> **WORK INSTRUCTIONS**
Identify each line in the records below that contains the word "name", and copy it.

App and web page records

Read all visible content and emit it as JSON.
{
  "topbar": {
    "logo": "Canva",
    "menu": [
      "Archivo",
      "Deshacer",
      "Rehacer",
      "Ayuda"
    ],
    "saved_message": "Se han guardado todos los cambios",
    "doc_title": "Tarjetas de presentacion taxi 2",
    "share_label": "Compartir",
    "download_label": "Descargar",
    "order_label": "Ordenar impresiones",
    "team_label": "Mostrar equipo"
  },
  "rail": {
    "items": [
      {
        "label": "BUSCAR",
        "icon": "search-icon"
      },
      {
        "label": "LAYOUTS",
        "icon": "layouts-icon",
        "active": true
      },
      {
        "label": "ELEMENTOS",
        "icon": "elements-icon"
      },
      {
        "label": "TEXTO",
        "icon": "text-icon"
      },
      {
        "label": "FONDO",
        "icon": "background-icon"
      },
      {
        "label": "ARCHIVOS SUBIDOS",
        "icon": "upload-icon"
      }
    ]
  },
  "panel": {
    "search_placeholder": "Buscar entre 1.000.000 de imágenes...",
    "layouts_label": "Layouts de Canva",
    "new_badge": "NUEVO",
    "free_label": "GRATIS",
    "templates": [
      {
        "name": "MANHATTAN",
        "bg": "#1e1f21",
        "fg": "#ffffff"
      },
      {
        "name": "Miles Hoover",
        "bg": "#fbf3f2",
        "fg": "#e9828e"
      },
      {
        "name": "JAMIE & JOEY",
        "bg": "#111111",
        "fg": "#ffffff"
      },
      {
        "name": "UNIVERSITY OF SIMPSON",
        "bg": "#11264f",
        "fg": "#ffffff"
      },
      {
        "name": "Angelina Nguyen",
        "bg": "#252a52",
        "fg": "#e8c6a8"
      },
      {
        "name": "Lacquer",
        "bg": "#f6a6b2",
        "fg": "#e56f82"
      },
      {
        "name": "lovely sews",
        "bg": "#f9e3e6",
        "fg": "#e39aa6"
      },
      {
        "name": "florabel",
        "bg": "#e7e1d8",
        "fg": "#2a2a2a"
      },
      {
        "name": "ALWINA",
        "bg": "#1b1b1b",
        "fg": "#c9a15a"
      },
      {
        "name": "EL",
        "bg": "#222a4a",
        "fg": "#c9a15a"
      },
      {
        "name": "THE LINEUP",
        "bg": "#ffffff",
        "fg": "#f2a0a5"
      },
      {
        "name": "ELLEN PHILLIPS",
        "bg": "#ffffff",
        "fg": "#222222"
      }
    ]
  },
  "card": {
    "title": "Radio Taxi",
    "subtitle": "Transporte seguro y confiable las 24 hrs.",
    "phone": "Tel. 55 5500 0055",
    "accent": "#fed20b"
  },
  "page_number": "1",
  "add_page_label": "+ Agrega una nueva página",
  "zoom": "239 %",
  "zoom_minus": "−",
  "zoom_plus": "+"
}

> **ANSWER TO THIS EXERCISE**
        "name": "MANHATTAN",
        "name": "Miles Hoover",
        "name": "JAMIE & JOEY",
        "name": "UNIVERSITY OF SIMPSON",
        "name": "Angelina Nguyen",
        "name": "Lacquer",
        "name": "lovely sews",
        "name": "florabel",
        "name": "ALWINA",
        "name": "EL",
        "name": "THE LINEUP",
        "name": "ELLEN PHILLIPS",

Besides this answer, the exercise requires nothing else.